Task statement -
Answer with nothing except the number of lines that contain the word "school".

(Stored records)
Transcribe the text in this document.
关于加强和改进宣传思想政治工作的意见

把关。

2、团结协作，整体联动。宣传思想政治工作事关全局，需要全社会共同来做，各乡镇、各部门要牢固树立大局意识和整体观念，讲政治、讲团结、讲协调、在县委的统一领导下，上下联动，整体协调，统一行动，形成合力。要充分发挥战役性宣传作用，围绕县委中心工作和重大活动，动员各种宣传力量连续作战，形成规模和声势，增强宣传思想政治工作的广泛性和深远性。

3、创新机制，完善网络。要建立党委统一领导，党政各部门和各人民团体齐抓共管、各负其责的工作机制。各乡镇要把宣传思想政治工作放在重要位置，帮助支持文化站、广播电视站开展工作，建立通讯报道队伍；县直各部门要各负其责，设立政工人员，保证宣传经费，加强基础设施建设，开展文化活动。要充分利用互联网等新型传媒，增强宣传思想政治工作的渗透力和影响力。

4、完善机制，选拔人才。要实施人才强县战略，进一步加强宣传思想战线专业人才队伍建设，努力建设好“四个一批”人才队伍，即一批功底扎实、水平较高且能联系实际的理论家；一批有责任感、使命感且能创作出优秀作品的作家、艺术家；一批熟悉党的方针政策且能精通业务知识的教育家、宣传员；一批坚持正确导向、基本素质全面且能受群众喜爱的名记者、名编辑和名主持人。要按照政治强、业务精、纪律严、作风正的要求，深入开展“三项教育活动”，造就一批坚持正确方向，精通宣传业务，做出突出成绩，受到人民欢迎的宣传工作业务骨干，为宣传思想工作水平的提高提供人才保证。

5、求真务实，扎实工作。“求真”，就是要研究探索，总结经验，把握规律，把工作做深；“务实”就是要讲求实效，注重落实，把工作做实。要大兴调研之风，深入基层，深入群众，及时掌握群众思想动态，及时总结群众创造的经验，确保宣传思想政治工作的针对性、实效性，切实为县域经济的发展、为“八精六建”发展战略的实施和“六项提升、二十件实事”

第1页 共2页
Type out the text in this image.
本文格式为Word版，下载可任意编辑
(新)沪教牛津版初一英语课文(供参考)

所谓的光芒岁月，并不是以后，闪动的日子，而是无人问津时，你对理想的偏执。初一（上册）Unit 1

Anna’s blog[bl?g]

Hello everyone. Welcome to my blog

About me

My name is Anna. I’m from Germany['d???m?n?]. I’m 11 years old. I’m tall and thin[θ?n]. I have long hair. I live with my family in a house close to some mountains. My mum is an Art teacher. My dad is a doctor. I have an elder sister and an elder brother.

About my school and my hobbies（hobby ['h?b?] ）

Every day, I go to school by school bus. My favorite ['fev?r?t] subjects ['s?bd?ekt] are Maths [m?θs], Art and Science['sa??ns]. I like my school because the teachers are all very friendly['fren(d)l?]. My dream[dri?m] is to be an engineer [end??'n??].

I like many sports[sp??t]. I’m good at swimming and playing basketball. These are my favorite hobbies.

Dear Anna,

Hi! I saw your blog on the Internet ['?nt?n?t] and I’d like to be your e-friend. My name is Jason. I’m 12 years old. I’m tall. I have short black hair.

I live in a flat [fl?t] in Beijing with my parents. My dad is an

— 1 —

Task answer -
2